*** INPUT MATERIAL ***

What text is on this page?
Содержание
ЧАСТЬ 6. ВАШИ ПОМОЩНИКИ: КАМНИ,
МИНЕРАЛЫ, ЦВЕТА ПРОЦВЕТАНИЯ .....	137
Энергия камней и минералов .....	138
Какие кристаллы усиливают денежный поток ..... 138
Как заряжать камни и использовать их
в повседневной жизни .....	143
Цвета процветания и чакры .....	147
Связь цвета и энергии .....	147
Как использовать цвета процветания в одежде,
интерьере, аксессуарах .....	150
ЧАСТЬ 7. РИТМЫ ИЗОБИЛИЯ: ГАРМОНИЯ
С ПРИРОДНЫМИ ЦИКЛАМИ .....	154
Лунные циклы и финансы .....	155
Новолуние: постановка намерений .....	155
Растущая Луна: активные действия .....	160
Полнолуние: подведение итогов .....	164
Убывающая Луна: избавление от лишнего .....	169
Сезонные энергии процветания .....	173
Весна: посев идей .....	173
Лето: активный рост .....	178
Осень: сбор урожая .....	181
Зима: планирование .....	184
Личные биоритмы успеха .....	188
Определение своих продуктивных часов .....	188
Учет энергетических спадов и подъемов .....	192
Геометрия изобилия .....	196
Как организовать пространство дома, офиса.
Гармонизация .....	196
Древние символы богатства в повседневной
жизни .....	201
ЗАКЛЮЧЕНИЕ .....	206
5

***
*** INPUT MATERIAL ***

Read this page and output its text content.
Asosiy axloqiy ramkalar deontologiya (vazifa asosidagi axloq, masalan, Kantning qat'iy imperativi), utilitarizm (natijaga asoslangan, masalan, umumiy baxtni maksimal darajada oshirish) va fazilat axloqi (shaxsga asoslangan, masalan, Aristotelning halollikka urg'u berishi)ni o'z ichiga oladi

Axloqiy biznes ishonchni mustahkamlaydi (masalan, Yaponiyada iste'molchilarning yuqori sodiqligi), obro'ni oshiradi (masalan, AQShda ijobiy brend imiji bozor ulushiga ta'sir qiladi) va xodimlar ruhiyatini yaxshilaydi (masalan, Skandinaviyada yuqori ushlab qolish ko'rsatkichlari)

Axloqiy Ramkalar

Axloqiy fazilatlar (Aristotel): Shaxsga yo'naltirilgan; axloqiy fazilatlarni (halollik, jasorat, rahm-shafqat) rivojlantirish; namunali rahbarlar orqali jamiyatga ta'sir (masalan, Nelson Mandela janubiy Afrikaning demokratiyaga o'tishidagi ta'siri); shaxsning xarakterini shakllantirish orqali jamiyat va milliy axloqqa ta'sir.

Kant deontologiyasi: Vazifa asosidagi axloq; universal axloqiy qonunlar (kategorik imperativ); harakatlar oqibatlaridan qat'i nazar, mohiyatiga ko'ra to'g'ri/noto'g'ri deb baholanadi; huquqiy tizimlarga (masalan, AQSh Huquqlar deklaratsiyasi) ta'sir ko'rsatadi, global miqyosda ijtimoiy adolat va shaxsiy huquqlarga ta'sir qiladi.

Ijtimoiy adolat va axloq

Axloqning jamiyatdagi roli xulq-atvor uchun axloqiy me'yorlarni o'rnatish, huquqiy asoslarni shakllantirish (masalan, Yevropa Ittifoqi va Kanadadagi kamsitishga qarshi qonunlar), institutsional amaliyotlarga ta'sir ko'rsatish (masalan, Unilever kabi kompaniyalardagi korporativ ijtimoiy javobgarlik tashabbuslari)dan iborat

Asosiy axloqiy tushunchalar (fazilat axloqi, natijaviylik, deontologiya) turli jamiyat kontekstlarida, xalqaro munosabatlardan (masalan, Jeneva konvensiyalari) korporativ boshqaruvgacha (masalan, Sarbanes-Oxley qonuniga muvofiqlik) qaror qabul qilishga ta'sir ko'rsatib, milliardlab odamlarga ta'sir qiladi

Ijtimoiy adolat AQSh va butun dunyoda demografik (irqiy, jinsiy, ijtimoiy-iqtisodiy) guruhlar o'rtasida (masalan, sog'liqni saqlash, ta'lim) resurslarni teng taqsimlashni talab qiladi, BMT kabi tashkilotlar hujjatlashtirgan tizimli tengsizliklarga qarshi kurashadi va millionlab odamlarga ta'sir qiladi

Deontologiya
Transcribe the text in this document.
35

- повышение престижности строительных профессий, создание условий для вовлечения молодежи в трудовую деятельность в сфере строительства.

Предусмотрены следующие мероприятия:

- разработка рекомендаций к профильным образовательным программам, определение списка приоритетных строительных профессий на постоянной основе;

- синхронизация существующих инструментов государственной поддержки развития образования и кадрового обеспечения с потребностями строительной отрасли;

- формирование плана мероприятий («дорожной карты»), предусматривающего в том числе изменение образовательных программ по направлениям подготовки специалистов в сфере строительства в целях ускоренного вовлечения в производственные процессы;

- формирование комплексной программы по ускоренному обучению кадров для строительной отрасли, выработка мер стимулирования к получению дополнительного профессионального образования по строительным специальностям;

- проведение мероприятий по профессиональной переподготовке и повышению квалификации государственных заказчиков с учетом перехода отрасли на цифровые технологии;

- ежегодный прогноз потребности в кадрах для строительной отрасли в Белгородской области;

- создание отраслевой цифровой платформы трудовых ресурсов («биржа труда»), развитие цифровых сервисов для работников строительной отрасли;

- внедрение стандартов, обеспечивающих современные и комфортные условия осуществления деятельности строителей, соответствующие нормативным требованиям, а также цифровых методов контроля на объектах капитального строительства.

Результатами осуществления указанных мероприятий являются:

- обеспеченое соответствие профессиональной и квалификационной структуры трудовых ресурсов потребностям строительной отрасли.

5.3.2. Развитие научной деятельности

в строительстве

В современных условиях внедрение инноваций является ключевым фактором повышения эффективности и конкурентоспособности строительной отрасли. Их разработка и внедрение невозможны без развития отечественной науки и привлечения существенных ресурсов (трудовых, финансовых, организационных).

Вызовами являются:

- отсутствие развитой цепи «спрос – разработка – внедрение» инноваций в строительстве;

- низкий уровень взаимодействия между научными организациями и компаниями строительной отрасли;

***

* TASK REQUIREMENTS *
Every line in the data that holds "Луна" should be copied out.

* THE SOLUTION *
Растущая Луна: активные действия .....	160
Убывающая Луна: избавление от лишнего .....	169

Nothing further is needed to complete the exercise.